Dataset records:

_ _ _ _

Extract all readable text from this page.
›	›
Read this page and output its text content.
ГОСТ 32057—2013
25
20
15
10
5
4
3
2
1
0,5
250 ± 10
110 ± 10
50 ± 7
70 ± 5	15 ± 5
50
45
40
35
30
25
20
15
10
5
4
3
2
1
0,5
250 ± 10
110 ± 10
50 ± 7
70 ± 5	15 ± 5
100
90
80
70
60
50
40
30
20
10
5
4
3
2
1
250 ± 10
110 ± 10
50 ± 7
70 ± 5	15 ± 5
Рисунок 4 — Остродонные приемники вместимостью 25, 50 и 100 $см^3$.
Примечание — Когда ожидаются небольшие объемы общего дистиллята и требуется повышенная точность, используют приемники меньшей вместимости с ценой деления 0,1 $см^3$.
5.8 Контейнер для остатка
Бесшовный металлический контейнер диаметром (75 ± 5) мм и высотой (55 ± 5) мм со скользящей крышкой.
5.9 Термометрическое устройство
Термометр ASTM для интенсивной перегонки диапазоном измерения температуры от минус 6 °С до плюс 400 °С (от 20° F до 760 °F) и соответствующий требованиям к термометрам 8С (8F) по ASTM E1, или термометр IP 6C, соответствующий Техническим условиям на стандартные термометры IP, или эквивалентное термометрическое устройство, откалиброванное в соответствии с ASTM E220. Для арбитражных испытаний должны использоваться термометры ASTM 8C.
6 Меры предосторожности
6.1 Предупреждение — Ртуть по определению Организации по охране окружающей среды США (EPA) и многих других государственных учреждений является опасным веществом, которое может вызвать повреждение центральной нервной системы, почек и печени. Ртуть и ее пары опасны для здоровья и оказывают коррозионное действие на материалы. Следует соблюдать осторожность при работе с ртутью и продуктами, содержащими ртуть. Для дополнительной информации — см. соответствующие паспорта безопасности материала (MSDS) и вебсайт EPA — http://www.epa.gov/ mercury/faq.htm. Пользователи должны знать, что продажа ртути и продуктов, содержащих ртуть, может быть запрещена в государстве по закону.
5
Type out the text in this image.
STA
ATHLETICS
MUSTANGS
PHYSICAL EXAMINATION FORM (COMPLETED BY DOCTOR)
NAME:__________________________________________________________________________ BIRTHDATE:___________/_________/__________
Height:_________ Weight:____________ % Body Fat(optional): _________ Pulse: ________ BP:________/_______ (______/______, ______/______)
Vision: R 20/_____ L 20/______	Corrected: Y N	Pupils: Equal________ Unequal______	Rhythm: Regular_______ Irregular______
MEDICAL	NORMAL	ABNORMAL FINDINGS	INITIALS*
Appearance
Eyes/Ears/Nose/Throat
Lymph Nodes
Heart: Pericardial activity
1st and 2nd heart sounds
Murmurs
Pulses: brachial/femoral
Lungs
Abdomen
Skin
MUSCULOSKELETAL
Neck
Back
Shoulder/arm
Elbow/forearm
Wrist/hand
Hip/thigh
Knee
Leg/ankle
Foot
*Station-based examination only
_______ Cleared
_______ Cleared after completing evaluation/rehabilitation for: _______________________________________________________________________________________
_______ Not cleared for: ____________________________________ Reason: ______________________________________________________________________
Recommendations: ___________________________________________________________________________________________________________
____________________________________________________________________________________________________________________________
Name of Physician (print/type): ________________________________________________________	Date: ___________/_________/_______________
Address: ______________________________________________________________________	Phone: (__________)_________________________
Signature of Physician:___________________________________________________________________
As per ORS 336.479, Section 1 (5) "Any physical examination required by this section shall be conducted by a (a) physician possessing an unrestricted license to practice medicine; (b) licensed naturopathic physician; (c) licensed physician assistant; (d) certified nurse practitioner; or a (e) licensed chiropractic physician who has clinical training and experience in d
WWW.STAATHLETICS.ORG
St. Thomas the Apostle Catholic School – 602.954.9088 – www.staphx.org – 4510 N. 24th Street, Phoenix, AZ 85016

_ _ _ _

Task statement - Give back all the data exactly as written.

Answer to the exercise -
Extract all readable text from this page.
›	›
Read this page and output its text content.
ГОСТ 32057—2013
25
20
15
10
5
4
3
2
1
0,5
250 ± 10
110 ± 10
50 ± 7
70 ± 5	15 ± 5
50
45
40
35
30
25
20
15
10
5
4
3
2
1
0,5
250 ± 10
110 ± 10
50 ± 7
70 ± 5	15 ± 5
100
90
80
70
60
50
40
30
20
10
5
4
3
2
1
250 ± 10
110 ± 10
50 ± 7
70 ± 5	15 ± 5
Рисунок 4 — Остродонные приемники вместимостью 25, 50 и 100 $см^3$.
Примечание — Когда ожидаются небольшие объемы общего дистиллята и требуется повышенная точность, используют приемники меньшей вместимости с ценой деления 0,1 $см^3$.
5.8 Контейнер для остатка
Бесшовный металлический контейнер диаметром (75 ± 5) мм и высотой (55 ± 5) мм со скользящей крышкой.
5.9 Термометрическое устройство
Термометр ASTM для интенсивной перегонки диапазоном измерения температуры от минус 6 °С до плюс 400 °С (от 20° F до 760 °F) и соответствующий требованиям к термометрам 8С (8F) по ASTM E1, или термометр IP 6C, соответствующий Техническим условиям на стандартные термометры IP, или эквивалентное термометрическое устройство, откалиброванное в соответствии с ASTM E220. Для арбитражных испытаний должны использоваться термометры ASTM 8C.
6 Меры предосторожности
6.1 Предупреждение — Ртуть по определению Организации по охране окружающей среды США (EPA) и многих других государственных учреждений является опасным веществом, которое может вызвать повреждение центральной нервной системы, почек и печени. Ртуть и ее пары опасны для здоровья и оказывают коррозионное действие на материалы. Следует соблюдать осторожность при работе с ртутью и продуктами, содержащими ртуть. Для дополнительной информации — см. соответствующие паспорта безопасности материала (MSDS) и вебсайт EPA — http://www.epa.gov/ mercury/faq.htm. Пользователи должны знать, что продажа ртути и продуктов, содержащих ртуть, может быть запрещена в государстве по закону.
5
Type out the text in this image.
STA
ATHLETICS
MUSTANGS
PHYSICAL EXAMINATION FORM (COMPLETED BY DOCTOR)
NAME:__________________________________________________________________________ BIRTHDATE:___________/_________/__________
Height:_________ Weight:____________ % Body Fat(optional): _________ Pulse: ________ BP:________/_______ (______/______, ______/______)
Vision: R 20/_____ L 20/______	Corrected: Y N	Pupils: Equal________ Unequal______	Rhythm: Regular_______ Irregular______
MEDICAL	NORMAL	ABNORMAL FINDINGS	INITIALS*
Appearance
Eyes/Ears/Nose/Throat
Lymph Nodes
Heart: Pericardial activity
1st and 2nd heart sounds
Murmurs
Pulses: brachial/femoral
Lungs
Abdomen
Skin
MUSCULOSKELETAL
Neck
Back
Shoulder/arm
Elbow/forearm
Wrist/hand
Hip/thigh
Knee
Leg/ankle
Foot
*Station-based examination only
_______ Cleared
_______ Cleared after completing evaluation/rehabilitation for: _______________________________________________________________________________________
_______ Not cleared for: ____________________________________ Reason: ______________________________________________________________________
Recommendations: ___________________________________________________________________________________________________________
____________________________________________________________________________________________________________________________
Name of Physician (print/type): ________________________________________________________	Date: ___________/_________/_______________
Address: ______________________________________________________________________	Phone: (__________)_________________________
Signature of Physician:___________________________________________________________________
As per ORS 336.479, Section 1 (5) "Any physical examination required by this section shall be conducted by a (a) physician possessing an unrestricted license to practice medicine; (b) licensed naturopathic physician; (c) licensed physician assistant; (d) certified nurse practitioner; or a (e) licensed chiropractic physician who has clinical training and experience in d
WWW.STAATHLETICS.ORG
St. Thomas the Apostle Catholic School – 602.954.9088 – www.staphx.org – 4510 N. 24th Street, Phoenix, AZ 85016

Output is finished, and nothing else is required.